[start]

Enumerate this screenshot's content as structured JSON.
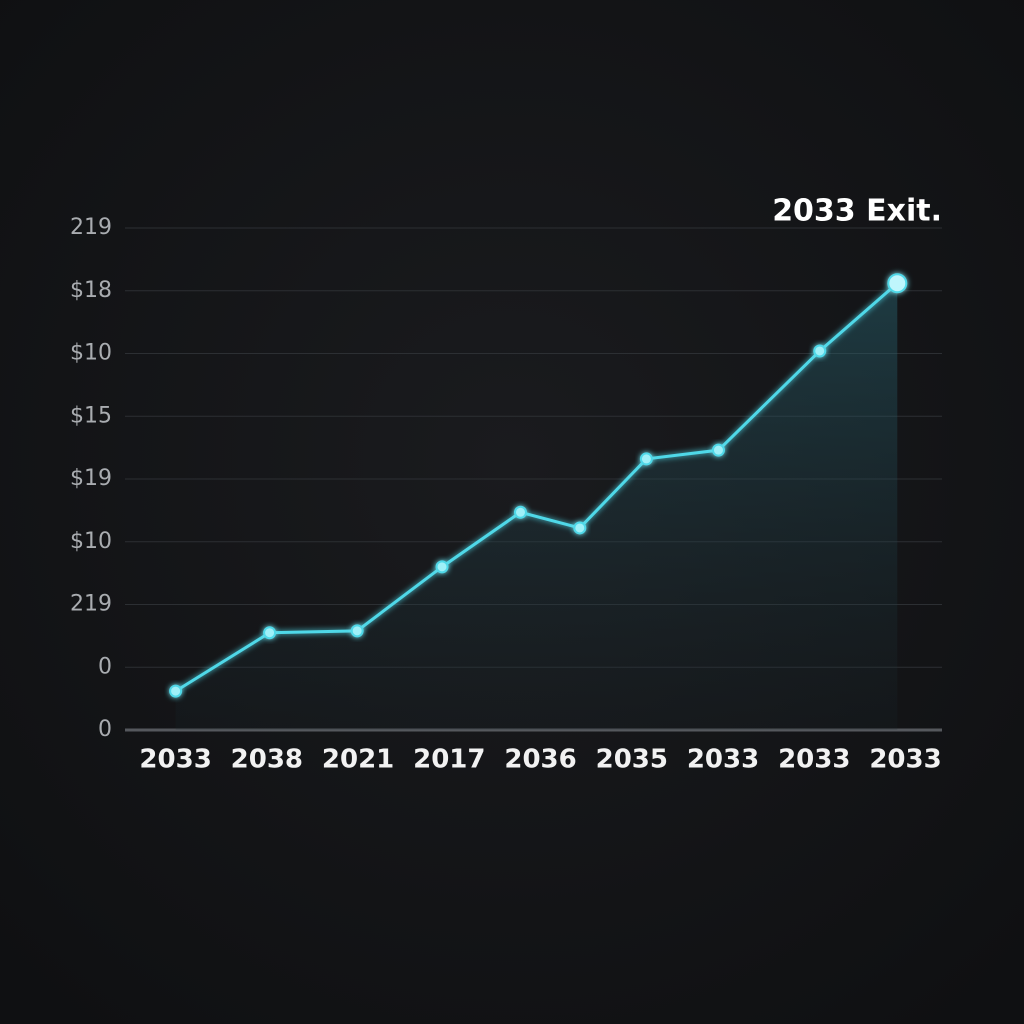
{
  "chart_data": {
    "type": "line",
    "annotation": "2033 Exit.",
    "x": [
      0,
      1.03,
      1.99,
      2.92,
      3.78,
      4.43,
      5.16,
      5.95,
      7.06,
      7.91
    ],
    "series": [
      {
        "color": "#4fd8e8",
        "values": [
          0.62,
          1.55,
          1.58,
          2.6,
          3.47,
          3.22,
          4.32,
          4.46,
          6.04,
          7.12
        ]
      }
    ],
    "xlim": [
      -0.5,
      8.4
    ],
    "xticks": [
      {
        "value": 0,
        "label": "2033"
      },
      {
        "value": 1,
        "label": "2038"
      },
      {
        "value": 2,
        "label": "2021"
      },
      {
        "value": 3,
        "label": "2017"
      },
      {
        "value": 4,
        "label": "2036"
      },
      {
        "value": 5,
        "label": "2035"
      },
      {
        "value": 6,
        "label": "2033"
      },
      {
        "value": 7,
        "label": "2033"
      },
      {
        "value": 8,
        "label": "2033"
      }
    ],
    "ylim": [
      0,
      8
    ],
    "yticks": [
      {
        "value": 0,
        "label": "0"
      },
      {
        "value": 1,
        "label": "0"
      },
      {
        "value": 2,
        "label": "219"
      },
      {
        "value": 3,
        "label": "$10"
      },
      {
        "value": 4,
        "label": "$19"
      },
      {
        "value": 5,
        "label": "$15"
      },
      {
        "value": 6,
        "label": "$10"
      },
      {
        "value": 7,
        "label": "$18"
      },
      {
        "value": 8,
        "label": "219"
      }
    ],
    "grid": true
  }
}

[end]

■ What to do
Copy the listing exactly. Any image in it stays out of the copy.

■ Exercise result
Enumerate this screenshot's content as structured JSON.
{
  "chart_data": {
    "type": "line",
    "annotation": "2033 Exit.",
    "x": [
      0,
      1.03,
      1.99,
      2.92,
      3.78,
      4.43,
      5.16,
      5.95,
      7.06,
      7.91
    ],
    "series": [
      {
        "color": "#4fd8e8",
        "values": [
          0.62,
          1.55,
          1.58,
          2.6,
          3.47,
          3.22,
          4.32,
          4.46,
          6.04,
          7.12
        ]
      }
    ],
    "xlim": [
      -0.5,
      8.4
    ],
    "xticks": [
      {
        "value": 0,
        "label": "2033"
      },
      {
        "value": 1,
        "label": "2038"
      },
      {
        "value": 2,
        "label": "2021"
      },
      {
        "value": 3,
        "label": "2017"
      },
      {
        "value": 4,
        "label": "2036"
      },
      {
        "value": 5,
        "label": "2035"
      },
      {
        "value": 6,
        "label": "2033"
      },
      {
        "value": 7,
        "label": "2033"
      },
      {
        "value": 8,
        "label": "2033"
      }
    ],
    "ylim": [
      0,
      8
    ],
    "yticks": [
      {
        "value": 0,
        "label": "0"
      },
      {
        "value": 1,
        "label": "0"
      },
      {
        "value": 2,
        "label": "219"
      },
      {
        "value": 3,
        "label": "$10"
      },
      {
        "value": 4,
        "label": "$19"
      },
      {
        "value": 5,
        "label": "$15"
      },
      {
        "value": 6,
        "label": "$10"
      },
      {
        "value": 7,
        "label": "$18"
      },
      {
        "value": 8,
        "label": "219"
      }
    ],
    "grid": true
  }
}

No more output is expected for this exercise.